**REQUIREMENT**
Return all lines with the word "PERCEPTION" in them.

....

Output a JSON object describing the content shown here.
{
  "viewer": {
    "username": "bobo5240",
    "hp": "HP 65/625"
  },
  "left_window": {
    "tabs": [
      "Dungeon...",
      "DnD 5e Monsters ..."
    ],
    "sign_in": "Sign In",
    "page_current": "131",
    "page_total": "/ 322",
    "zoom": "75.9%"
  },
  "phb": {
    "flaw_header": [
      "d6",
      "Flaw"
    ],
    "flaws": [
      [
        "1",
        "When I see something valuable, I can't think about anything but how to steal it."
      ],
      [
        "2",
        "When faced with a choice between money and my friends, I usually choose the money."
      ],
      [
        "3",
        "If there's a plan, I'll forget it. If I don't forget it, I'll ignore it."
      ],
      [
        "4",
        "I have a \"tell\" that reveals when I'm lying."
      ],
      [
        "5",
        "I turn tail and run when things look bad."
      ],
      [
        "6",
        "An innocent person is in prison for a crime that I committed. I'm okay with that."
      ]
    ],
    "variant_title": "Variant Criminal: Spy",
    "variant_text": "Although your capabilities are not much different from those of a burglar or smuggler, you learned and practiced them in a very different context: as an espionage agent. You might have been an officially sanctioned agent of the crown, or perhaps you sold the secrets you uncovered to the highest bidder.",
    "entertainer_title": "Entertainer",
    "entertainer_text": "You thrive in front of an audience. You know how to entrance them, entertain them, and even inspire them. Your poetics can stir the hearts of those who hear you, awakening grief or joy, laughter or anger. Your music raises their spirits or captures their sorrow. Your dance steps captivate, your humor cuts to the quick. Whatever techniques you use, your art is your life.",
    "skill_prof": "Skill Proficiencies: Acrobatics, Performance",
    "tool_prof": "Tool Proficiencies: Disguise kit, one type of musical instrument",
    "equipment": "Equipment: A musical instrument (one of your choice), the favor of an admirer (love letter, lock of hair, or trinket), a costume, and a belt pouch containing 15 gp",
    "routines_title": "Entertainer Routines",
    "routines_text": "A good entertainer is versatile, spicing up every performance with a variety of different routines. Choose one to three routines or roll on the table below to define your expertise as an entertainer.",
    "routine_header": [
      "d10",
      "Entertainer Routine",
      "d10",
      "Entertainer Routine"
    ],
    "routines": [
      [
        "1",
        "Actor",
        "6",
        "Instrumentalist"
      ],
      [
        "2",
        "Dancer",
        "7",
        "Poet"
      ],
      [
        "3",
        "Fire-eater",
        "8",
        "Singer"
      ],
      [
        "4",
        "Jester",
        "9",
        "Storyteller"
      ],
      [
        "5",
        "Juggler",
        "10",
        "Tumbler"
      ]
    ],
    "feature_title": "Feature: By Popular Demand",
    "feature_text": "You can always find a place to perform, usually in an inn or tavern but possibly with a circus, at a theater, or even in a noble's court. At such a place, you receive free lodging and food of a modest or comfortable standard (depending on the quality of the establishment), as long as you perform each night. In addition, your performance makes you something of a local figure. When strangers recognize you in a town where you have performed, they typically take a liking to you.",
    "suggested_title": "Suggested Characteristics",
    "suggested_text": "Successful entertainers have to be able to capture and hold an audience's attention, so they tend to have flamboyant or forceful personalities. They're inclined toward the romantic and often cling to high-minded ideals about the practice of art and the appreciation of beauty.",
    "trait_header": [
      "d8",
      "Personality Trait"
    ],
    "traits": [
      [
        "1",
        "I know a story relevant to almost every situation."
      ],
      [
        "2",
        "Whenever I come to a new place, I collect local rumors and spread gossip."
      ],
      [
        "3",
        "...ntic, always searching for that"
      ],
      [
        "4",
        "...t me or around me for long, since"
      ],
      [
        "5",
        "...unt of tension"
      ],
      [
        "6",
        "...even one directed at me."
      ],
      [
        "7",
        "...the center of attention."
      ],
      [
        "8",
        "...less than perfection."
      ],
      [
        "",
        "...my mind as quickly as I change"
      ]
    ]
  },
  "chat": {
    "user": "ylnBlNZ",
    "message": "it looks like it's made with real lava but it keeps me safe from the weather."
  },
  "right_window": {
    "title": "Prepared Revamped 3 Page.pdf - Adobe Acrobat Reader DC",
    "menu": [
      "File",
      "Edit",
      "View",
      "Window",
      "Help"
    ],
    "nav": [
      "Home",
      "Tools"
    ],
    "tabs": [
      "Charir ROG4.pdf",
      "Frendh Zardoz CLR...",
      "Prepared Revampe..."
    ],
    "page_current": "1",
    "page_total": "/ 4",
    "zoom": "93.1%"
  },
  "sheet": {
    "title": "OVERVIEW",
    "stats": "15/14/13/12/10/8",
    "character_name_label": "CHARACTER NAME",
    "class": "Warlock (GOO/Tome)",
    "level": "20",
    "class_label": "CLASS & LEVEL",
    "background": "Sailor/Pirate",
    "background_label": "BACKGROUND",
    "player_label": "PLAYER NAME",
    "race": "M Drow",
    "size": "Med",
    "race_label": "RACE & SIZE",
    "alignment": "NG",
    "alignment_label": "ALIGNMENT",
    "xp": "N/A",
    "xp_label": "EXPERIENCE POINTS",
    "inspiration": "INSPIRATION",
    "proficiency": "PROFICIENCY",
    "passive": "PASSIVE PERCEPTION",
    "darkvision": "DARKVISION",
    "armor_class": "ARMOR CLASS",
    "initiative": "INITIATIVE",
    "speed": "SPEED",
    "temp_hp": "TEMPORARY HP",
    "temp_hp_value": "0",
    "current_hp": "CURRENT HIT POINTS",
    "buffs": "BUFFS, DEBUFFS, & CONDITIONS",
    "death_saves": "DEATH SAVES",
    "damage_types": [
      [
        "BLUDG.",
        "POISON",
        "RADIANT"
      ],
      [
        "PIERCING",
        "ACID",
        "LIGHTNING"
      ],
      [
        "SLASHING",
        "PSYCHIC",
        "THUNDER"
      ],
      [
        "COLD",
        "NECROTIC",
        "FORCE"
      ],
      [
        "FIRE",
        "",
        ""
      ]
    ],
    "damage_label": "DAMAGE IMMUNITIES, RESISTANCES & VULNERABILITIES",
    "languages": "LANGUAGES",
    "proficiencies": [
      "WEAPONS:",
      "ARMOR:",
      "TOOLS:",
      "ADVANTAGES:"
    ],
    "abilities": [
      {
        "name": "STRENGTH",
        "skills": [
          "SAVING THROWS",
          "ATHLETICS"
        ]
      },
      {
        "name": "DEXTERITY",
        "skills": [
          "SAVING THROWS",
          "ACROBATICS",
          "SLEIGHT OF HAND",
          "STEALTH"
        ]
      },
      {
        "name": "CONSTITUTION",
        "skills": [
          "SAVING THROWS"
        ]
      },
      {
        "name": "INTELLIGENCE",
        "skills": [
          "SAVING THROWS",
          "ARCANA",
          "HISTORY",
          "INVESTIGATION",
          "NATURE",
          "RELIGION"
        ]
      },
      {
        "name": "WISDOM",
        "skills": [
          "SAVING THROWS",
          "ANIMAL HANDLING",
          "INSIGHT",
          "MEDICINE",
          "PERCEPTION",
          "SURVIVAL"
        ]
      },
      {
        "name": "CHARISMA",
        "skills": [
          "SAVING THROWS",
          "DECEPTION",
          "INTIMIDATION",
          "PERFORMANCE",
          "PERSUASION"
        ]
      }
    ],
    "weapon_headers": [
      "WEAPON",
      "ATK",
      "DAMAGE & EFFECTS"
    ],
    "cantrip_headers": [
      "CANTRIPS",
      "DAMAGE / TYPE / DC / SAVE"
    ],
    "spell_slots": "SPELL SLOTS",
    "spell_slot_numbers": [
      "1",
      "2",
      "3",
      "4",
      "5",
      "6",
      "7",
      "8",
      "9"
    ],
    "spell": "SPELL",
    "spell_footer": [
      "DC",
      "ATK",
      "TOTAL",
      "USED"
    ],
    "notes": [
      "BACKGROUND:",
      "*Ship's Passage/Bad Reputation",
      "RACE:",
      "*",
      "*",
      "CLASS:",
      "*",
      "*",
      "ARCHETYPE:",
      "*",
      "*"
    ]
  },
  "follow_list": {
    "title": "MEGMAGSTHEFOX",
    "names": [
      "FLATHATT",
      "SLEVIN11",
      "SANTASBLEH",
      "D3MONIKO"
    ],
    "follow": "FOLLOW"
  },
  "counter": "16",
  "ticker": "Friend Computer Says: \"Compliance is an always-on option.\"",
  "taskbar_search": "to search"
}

....

**CORRECT OUTPUT**
    "passive": "PASSIVE PERCEPTION",
          "PERCEPTION",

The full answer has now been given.